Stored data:
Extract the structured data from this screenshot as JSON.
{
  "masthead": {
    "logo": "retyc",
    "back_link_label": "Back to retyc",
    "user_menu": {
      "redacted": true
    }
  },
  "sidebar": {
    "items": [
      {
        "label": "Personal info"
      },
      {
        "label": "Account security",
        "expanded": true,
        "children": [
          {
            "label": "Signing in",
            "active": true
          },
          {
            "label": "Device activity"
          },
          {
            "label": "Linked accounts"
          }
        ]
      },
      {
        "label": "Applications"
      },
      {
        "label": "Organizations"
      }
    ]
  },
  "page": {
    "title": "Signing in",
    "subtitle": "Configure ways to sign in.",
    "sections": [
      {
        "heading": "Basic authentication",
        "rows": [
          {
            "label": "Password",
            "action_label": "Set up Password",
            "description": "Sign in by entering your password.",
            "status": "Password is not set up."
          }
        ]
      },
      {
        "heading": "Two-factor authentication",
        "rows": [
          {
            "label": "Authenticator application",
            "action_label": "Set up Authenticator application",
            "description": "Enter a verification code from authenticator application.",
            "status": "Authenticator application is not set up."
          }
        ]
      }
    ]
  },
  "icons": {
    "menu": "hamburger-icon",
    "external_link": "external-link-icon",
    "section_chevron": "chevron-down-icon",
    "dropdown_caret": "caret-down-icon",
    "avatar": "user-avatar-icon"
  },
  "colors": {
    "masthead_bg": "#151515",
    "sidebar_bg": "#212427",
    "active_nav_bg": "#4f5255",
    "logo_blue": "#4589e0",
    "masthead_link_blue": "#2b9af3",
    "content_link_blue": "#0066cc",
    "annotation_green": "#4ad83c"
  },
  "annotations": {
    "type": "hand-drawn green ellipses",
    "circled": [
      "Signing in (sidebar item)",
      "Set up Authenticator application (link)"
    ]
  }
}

THE REQUEST:
Quote the listing in full, please, keeping every line exact.

SOLUTION:
Extract the structured data from this screenshot as JSON.
{
  "masthead": {
    "logo": "retyc",
    "back_link_label": "Back to retyc",
    "user_menu": {
      "redacted": true
    }
  },
  "sidebar": {
    "items": [
      {
        "label": "Personal info"
      },
      {
        "label": "Account security",
        "expanded": true,
        "children": [
          {
            "label": "Signing in",
            "active": true
          },
          {
            "label": "Device activity"
          },
          {
            "label": "Linked accounts"
          }
        ]
      },
      {
        "label": "Applications"
      },
      {
        "label": "Organizations"
      }
    ]
  },
  "page": {
    "title": "Signing in",
    "subtitle": "Configure ways to sign in.",
    "sections": [
      {
        "heading": "Basic authentication",
        "rows": [
          {
            "label": "Password",
            "action_label": "Set up Password",
            "description": "Sign in by entering your password.",
            "status": "Password is not set up."
          }
        ]
      },
      {
        "heading": "Two-factor authentication",
        "rows": [
          {
            "label": "Authenticator application",
            "action_label": "Set up Authenticator application",
            "description": "Enter a verification code from authenticator application.",
            "status": "Authenticator application is not set up."
          }
        ]
      }
    ]
  },
  "icons": {
    "menu": "hamburger-icon",
    "external_link": "external-link-icon",
    "section_chevron": "chevron-down-icon",
    "dropdown_caret": "caret-down-icon",
    "avatar": "user-avatar-icon"
  },
  "colors": {
    "masthead_bg": "#151515",
    "sidebar_bg": "#212427",
    "active_nav_bg": "#4f5255",
    "logo_blue": "#4589e0",
    "masthead_link_blue": "#2b9af3",
    "content_link_blue": "#0066cc",
    "annotation_green": "#4ad83c"
  },
  "annotations": {
    "type": "hand-drawn green ellipses",
    "circled": [
      "Signing in (sidebar item)",
      "Set up Authenticator application (link)"
    ]
  }
}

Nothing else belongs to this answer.